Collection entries
----------------------------------------
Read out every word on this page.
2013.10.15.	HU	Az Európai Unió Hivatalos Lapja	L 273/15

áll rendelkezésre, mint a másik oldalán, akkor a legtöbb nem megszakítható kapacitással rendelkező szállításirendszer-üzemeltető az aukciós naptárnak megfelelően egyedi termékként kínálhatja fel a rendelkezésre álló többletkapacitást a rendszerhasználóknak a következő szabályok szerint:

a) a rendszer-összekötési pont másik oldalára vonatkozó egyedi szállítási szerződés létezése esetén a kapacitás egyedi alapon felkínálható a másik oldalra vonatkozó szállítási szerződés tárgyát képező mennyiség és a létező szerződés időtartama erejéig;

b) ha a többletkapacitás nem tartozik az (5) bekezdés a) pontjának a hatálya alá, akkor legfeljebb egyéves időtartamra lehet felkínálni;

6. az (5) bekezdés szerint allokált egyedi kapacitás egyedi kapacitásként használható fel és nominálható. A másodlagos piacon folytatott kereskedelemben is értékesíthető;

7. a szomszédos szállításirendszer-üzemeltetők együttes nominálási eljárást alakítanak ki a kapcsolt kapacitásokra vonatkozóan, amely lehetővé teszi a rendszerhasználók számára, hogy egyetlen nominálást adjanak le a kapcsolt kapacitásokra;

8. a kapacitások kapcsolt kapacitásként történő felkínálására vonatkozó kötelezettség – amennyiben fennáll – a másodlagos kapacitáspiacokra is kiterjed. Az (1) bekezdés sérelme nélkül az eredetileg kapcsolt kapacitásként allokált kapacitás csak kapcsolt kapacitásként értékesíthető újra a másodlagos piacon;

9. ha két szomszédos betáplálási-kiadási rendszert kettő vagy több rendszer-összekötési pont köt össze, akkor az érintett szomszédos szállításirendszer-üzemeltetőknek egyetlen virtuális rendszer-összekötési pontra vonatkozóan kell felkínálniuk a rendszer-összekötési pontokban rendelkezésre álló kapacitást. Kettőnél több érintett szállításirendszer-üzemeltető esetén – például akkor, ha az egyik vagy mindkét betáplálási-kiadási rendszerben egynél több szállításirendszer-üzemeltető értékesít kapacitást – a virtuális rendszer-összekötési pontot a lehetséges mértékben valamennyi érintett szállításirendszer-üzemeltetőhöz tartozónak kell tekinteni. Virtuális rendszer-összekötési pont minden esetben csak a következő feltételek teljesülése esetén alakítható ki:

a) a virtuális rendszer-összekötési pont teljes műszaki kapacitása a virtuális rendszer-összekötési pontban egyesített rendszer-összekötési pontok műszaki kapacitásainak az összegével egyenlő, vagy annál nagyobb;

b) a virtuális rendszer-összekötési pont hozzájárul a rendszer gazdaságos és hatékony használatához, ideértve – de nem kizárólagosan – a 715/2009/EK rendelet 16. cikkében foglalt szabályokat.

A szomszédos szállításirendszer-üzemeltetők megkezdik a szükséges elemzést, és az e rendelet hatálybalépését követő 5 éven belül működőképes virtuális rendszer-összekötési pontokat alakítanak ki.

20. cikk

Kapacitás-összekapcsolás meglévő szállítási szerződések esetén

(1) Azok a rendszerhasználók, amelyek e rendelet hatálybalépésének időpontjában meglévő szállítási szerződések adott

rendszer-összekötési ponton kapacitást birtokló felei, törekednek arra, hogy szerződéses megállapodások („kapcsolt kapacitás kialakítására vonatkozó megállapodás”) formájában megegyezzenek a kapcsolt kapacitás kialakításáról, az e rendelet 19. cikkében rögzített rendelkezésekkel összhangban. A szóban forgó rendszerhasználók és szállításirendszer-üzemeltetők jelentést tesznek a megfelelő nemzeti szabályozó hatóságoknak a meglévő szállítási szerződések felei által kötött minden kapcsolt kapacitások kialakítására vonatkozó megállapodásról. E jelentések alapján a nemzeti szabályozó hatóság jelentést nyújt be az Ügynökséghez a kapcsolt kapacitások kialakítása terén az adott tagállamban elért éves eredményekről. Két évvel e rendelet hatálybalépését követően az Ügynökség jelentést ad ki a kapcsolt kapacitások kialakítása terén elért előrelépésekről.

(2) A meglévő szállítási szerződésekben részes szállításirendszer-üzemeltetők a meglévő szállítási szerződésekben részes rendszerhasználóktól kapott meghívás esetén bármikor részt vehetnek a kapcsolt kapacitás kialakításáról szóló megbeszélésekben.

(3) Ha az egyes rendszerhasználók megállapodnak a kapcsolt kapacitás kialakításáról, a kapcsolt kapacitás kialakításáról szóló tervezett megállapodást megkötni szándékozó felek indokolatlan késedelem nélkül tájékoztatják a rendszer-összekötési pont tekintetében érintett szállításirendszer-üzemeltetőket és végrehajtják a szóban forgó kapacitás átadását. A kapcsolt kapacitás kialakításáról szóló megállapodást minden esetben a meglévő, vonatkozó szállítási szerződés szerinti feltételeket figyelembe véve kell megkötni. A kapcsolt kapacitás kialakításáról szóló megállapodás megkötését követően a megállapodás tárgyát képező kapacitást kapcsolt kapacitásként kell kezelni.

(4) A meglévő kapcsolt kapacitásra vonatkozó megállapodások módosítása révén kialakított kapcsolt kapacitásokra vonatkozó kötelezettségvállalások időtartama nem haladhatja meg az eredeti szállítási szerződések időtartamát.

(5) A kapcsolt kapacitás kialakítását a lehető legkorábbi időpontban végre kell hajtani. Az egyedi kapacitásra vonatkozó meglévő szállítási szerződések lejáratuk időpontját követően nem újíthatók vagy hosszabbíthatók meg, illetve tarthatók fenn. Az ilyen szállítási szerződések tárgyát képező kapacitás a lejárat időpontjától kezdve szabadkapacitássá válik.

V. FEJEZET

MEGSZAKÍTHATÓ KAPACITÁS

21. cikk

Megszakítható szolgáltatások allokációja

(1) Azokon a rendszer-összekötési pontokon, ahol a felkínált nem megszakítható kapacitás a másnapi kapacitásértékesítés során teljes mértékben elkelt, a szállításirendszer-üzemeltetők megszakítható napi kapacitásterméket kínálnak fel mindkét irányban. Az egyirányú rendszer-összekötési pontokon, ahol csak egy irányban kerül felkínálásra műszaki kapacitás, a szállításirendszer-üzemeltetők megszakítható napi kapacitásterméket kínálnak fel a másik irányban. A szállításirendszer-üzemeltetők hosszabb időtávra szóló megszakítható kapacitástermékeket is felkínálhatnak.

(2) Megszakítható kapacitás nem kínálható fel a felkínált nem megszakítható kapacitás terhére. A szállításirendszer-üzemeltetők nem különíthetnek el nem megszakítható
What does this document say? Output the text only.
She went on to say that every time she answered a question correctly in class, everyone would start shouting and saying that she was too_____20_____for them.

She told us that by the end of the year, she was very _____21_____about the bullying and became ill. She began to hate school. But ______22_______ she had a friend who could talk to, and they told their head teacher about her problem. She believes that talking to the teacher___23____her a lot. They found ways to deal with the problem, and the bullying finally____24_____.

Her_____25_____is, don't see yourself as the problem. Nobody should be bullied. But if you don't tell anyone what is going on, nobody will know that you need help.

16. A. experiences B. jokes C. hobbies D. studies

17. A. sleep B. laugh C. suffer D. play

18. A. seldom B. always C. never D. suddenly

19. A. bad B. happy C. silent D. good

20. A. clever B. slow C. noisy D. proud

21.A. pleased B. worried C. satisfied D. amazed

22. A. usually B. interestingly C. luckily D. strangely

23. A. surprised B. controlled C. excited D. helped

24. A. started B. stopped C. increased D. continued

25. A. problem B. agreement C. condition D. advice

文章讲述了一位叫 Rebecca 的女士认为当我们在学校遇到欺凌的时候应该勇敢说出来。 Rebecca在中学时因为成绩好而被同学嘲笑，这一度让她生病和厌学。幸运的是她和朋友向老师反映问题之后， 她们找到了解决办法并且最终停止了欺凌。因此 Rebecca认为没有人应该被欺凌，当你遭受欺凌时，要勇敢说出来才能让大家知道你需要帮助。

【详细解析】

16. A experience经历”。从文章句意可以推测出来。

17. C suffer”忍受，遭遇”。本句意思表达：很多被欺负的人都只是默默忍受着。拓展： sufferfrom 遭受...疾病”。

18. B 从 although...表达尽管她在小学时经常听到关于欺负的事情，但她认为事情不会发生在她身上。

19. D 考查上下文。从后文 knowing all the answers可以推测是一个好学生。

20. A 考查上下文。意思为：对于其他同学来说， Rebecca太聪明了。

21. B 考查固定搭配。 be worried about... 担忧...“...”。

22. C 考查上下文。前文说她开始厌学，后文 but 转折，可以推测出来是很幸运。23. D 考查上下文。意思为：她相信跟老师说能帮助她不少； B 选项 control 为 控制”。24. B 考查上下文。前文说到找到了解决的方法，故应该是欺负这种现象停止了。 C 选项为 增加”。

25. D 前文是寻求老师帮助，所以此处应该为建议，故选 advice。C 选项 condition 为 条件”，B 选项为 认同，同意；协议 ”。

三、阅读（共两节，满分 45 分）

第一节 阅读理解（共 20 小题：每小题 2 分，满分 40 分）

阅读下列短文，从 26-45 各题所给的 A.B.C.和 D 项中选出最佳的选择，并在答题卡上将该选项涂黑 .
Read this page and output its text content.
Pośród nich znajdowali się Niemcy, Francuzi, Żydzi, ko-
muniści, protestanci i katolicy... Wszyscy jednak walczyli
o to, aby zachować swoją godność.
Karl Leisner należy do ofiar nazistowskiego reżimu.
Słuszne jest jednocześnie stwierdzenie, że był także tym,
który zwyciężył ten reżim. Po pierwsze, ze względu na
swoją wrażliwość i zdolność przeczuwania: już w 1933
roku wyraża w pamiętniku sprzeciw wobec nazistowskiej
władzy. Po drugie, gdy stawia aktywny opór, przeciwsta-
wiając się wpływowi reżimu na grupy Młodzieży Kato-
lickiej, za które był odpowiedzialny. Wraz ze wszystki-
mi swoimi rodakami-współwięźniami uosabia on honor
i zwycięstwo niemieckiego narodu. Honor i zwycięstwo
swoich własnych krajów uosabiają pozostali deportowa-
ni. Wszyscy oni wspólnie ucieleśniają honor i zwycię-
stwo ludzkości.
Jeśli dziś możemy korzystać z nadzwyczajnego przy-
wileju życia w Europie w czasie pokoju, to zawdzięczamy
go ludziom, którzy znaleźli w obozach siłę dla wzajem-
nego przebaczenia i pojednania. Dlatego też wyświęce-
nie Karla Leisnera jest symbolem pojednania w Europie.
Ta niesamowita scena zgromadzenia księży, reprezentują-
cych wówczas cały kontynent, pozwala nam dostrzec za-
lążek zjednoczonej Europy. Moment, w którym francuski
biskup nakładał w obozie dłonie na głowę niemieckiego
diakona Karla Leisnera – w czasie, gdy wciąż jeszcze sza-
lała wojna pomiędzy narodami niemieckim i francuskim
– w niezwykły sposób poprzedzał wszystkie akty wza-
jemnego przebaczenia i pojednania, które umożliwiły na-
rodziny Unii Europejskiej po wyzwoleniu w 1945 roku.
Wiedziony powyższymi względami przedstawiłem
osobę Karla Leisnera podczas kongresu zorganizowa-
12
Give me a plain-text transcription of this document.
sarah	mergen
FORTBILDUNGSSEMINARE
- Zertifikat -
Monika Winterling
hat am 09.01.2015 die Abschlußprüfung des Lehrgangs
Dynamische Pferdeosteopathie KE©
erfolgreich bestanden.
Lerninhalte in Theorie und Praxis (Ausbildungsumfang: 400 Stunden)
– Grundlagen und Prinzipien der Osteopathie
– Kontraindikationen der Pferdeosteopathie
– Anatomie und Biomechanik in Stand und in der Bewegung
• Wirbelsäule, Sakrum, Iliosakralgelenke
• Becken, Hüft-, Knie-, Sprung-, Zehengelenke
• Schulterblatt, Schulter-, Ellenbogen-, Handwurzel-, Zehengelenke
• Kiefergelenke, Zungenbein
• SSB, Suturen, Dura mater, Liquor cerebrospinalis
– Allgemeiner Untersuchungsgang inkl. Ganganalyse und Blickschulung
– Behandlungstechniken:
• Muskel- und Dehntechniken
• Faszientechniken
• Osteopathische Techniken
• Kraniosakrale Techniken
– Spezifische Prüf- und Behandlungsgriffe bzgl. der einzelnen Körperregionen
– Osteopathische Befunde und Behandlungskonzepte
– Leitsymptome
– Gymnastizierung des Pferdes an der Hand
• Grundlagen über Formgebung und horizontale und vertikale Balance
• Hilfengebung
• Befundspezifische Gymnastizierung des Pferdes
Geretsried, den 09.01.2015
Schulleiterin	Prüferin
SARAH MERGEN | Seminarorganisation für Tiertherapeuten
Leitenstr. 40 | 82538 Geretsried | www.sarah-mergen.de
----------------------------------------
Reproduce each line of the material containing the word "condition".

25. A. problem B. agreement C. condition D. advice
25. D 前文是寻求老师帮助，所以此处应该为建议，故选 advice。C 选项 condition 为 条件”，B 选项为 认同，同意；协议 ”。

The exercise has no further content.